**Set problem**
Nothing may be dropped or altered: reproduce all the data.
• • • • •
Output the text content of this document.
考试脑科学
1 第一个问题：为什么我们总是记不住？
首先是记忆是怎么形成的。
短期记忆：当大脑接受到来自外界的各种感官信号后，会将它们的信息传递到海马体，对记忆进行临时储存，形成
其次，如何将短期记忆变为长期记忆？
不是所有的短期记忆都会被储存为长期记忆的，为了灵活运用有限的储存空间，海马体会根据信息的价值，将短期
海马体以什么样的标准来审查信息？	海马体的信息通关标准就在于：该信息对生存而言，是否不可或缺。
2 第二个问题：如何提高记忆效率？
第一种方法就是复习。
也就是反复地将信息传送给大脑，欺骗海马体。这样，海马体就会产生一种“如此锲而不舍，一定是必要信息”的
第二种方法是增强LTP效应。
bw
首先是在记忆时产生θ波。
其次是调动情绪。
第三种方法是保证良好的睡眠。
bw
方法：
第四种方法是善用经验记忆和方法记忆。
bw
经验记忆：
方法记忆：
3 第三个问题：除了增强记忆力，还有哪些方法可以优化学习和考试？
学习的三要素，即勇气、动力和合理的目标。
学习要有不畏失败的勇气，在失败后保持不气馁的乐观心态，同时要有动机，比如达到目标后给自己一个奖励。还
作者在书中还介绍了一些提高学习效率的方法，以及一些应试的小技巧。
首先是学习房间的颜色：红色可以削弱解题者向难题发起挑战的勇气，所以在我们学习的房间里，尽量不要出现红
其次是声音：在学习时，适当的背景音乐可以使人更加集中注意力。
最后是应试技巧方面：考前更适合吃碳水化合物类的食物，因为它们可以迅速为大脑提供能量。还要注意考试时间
• • • • •
**Task result**
Output the text content of this document.
考试脑科学
1 第一个问题：为什么我们总是记不住？
首先是记忆是怎么形成的。
短期记忆：当大脑接受到来自外界的各种感官信号后，会将它们的信息传递到海马体，对记忆进行临时储存，形成
其次，如何将短期记忆变为长期记忆？
不是所有的短期记忆都会被储存为长期记忆的，为了灵活运用有限的储存空间，海马体会根据信息的价值，将短期
海马体以什么样的标准来审查信息？	海马体的信息通关标准就在于：该信息对生存而言，是否不可或缺。
2 第二个问题：如何提高记忆效率？
第一种方法就是复习。
也就是反复地将信息传送给大脑，欺骗海马体。这样，海马体就会产生一种“如此锲而不舍，一定是必要信息”的
第二种方法是增强LTP效应。
bw
首先是在记忆时产生θ波。
其次是调动情绪。
第三种方法是保证良好的睡眠。
bw
方法：
第四种方法是善用经验记忆和方法记忆。
bw
经验记忆：
方法记忆：
3 第三个问题：除了增强记忆力，还有哪些方法可以优化学习和考试？
学习的三要素，即勇气、动力和合理的目标。
学习要有不畏失败的勇气，在失败后保持不气馁的乐观心态，同时要有动机，比如达到目标后给自己一个奖励。还
作者在书中还介绍了一些提高学习效率的方法，以及一些应试的小技巧。
首先是学习房间的颜色：红色可以削弱解题者向难题发起挑战的勇气，所以在我们学习的房间里，尽量不要出现红
其次是声音：在学习时，适当的背景音乐可以使人更加集中注意力。
最后是应试技巧方面：考前更适合吃碳水化合物类的食物，因为它们可以迅速为大脑提供能量。还要注意考试时间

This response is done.